Each record below should be repeated precisely as written.
#### INPUT FOR THIS TASK ####
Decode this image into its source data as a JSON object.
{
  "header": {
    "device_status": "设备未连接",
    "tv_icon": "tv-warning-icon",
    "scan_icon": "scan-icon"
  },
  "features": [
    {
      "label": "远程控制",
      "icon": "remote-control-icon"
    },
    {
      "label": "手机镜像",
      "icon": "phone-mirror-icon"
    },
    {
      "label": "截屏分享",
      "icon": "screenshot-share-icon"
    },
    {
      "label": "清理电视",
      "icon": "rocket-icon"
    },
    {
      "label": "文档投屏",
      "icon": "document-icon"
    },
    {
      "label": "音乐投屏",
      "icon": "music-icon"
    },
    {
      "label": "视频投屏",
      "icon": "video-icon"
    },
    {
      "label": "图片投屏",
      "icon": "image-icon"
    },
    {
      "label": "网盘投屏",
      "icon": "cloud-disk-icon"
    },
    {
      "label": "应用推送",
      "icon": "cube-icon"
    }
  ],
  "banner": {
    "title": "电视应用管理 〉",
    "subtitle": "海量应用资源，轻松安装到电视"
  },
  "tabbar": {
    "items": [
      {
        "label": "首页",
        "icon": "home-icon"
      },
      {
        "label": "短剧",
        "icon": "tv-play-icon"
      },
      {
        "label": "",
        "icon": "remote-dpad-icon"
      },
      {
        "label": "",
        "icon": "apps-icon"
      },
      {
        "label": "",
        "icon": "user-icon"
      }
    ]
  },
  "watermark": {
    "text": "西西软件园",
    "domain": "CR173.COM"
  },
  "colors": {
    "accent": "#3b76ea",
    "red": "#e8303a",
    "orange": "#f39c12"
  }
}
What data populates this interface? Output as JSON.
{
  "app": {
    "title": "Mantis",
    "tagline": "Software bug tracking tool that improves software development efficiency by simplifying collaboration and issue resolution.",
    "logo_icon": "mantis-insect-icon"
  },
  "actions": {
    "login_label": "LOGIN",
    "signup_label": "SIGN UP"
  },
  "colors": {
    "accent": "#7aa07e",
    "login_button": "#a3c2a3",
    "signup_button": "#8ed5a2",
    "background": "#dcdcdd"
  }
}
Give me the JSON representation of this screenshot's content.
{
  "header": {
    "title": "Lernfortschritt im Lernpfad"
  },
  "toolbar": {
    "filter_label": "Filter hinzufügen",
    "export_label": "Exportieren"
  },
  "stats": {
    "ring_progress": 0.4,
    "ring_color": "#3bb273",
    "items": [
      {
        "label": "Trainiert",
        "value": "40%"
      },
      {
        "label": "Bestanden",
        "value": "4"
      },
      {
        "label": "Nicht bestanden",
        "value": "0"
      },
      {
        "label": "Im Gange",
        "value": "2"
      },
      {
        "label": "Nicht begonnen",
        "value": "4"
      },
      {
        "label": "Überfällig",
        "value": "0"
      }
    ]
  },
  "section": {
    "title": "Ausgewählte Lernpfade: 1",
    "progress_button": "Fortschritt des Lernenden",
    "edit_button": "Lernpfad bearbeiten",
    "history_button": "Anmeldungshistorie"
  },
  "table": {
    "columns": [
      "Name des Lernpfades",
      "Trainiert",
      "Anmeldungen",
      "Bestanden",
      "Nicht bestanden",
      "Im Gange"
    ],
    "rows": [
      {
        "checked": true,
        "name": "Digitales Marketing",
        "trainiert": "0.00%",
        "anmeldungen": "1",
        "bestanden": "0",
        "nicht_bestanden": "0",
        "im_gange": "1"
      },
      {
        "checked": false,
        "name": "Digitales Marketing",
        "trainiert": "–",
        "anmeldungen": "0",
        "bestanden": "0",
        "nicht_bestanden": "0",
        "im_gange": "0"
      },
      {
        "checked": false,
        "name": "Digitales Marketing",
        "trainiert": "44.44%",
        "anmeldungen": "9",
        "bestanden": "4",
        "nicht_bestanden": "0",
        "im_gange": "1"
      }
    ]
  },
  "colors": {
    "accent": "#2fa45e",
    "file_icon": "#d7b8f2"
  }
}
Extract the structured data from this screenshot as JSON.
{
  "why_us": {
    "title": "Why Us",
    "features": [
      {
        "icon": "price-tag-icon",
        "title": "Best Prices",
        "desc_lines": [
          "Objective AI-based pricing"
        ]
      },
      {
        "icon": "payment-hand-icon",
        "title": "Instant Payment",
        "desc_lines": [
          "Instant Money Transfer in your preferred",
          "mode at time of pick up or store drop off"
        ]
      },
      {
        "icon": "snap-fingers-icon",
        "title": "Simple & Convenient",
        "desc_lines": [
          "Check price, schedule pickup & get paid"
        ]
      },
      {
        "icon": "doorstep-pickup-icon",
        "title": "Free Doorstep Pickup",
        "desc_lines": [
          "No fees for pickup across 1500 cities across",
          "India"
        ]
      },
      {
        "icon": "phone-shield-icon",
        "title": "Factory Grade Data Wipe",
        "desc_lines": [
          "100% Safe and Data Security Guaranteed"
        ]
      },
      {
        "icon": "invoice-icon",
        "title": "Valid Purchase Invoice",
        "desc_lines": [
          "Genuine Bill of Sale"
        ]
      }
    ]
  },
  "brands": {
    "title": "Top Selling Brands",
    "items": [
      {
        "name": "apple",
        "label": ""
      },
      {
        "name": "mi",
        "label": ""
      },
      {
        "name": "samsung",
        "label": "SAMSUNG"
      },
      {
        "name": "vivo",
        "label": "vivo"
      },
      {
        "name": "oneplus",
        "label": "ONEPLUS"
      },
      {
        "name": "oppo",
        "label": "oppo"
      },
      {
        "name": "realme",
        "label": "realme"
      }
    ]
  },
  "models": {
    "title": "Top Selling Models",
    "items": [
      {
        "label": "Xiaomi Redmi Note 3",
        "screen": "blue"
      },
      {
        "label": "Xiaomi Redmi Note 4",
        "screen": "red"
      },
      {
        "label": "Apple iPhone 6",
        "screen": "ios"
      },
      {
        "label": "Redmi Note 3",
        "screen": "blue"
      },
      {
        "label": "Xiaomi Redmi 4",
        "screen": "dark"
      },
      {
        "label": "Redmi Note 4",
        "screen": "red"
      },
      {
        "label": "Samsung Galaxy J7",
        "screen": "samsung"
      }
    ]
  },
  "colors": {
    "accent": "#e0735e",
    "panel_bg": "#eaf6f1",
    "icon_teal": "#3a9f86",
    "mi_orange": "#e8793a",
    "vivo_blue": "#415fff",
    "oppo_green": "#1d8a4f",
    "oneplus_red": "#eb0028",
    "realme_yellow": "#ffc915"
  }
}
####
CORRECT RESULT
Decode this image into its source data as a JSON object.
{
  "header": {
    "device_status": "设备未连接",
    "tv_icon": "tv-warning-icon",
    "scan_icon": "scan-icon"
  },
  "features": [
    {
      "label": "远程控制",
      "icon": "remote-control-icon"
    },
    {
      "label": "手机镜像",
      "icon": "phone-mirror-icon"
    },
    {
      "label": "截屏分享",
      "icon": "screenshot-share-icon"
    },
    {
      "label": "清理电视",
      "icon": "rocket-icon"
    },
    {
      "label": "文档投屏",
      "icon": "document-icon"
    },
    {
      "label": "音乐投屏",
      "icon": "music-icon"
    },
    {
      "label": "视频投屏",
      "icon": "video-icon"
    },
    {
      "label": "图片投屏",
      "icon": "image-icon"
    },
    {
      "label": "网盘投屏",
      "icon": "cloud-disk-icon"
    },
    {
      "label": "应用推送",
      "icon": "cube-icon"
    }
  ],
  "banner": {
    "title": "电视应用管理 〉",
    "subtitle": "海量应用资源，轻松安装到电视"
  },
  "tabbar": {
    "items": [
      {
        "label": "首页",
        "icon": "home-icon"
      },
      {
        "label": "短剧",
        "icon": "tv-play-icon"
      },
      {
        "label": "",
        "icon": "remote-dpad-icon"
      },
      {
        "label": "",
        "icon": "apps-icon"
      },
      {
        "label": "",
        "icon": "user-icon"
      }
    ]
  },
  "watermark": {
    "text": "西西软件园",
    "domain": "CR173.COM"
  },
  "colors": {
    "accent": "#3b76ea",
    "red": "#e8303a",
    "orange": "#f39c12"
  }
}
What data populates this interface? Output as JSON.
{
  "app": {
    "title": "Mantis",
    "tagline": "Software bug tracking tool that improves software development efficiency by simplifying collaboration and issue resolution.",
    "logo_icon": "mantis-insect-icon"
  },
  "actions": {
    "login_label": "LOGIN",
    "signup_label": "SIGN UP"
  },
  "colors": {
    "accent": "#7aa07e",
    "login_button": "#a3c2a3",
    "signup_button": "#8ed5a2",
    "background": "#dcdcdd"
  }
}
Give me the JSON representation of this screenshot's content.
{
  "header": {
    "title": "Lernfortschritt im Lernpfad"
  },
  "toolbar": {
    "filter_label": "Filter hinzufügen",
    "export_label": "Exportieren"
  },
  "stats": {
    "ring_progress": 0.4,
    "ring_color": "#3bb273",
    "items": [
      {
        "label": "Trainiert",
        "value": "40%"
      },
      {
        "label": "Bestanden",
        "value": "4"
      },
      {
        "label": "Nicht bestanden",
        "value": "0"
      },
      {
        "label": "Im Gange",
        "value": "2"
      },
      {
        "label": "Nicht begonnen",
        "value": "4"
      },
      {
        "label": "Überfällig",
        "value": "0"
      }
    ]
  },
  "section": {
    "title": "Ausgewählte Lernpfade: 1",
    "progress_button": "Fortschritt des Lernenden",
    "edit_button": "Lernpfad bearbeiten",
    "history_button": "Anmeldungshistorie"
  },
  "table": {
    "columns": [
      "Name des Lernpfades",
      "Trainiert",
      "Anmeldungen",
      "Bestanden",
      "Nicht bestanden",
      "Im Gange"
    ],
    "rows": [
      {
        "checked": true,
        "name": "Digitales Marketing",
        "trainiert": "0.00%",
        "anmeldungen": "1",
        "bestanden": "0",
        "nicht_bestanden": "0",
        "im_gange": "1"
      },
      {
        "checked": false,
        "name": "Digitales Marketing",
        "trainiert": "–",
        "anmeldungen": "0",
        "bestanden": "0",
        "nicht_bestanden": "0",
        "im_gange": "0"
      },
      {
        "checked": false,
        "name": "Digitales Marketing",
        "trainiert": "44.44%",
        "anmeldungen": "9",
        "bestanden": "4",
        "nicht_bestanden": "0",
        "im_gange": "1"
      }
    ]
  },
  "colors": {
    "accent": "#2fa45e",
    "file_icon": "#d7b8f2"
  }
}
Extract the structured data from this screenshot as JSON.
{
  "why_us": {
    "title": "Why Us",
    "features": [
      {
        "icon": "price-tag-icon",
        "title": "Best Prices",
        "desc_lines": [
          "Objective AI-based pricing"
        ]
      },
      {
        "icon": "payment-hand-icon",
        "title": "Instant Payment",
        "desc_lines": [
          "Instant Money Transfer in your preferred",
          "mode at time of pick up or store drop off"
        ]
      },
      {
        "icon": "snap-fingers-icon",
        "title": "Simple & Convenient",
        "desc_lines": [
          "Check price, schedule pickup & get paid"
        ]
      },
      {
        "icon": "doorstep-pickup-icon",
        "title": "Free Doorstep Pickup",
        "desc_lines": [
          "No fees for pickup across 1500 cities across",
          "India"
        ]
      },
      {
        "icon": "phone-shield-icon",
        "title": "Factory Grade Data Wipe",
        "desc_lines": [
          "100% Safe and Data Security Guaranteed"
        ]
      },
      {
        "icon": "invoice-icon",
        "title": "Valid Purchase Invoice",
        "desc_lines": [
          "Genuine Bill of Sale"
        ]
      }
    ]
  },
  "brands": {
    "title": "Top Selling Brands",
    "items": [
      {
        "name": "apple",
        "label": ""
      },
      {
        "name": "mi",
        "label": ""
      },
      {
        "name": "samsung",
        "label": "SAMSUNG"
      },
      {
        "name": "vivo",
        "label": "vivo"
      },
      {
        "name": "oneplus",
        "label": "ONEPLUS"
      },
      {
        "name": "oppo",
        "label": "oppo"
      },
      {
        "name": "realme",
        "label": "realme"
      }
    ]
  },
  "models": {
    "title": "Top Selling Models",
    "items": [
      {
        "label": "Xiaomi Redmi Note 3",
        "screen": "blue"
      },
      {
        "label": "Xiaomi Redmi Note 4",
        "screen": "red"
      },
      {
        "label": "Apple iPhone 6",
        "screen": "ios"
      },
      {
        "label": "Redmi Note 3",
        "screen": "blue"
      },
      {
        "label": "Xiaomi Redmi 4",
        "screen": "dark"
      },
      {
        "label": "Redmi Note 4",
        "screen": "red"
      },
      {
        "label": "Samsung Galaxy J7",
        "screen": "samsung"
      }
    ]
  },
  "colors": {
    "accent": "#e0735e",
    "panel_bg": "#eaf6f1",
    "icon_teal": "#3a9f86",
    "mi_orange": "#e8793a",
    "vivo_blue": "#415fff",
    "oppo_green": "#1d8a4f",
    "oneplus_red": "#eb0028",
    "realme_yellow": "#ffc915"
  }
}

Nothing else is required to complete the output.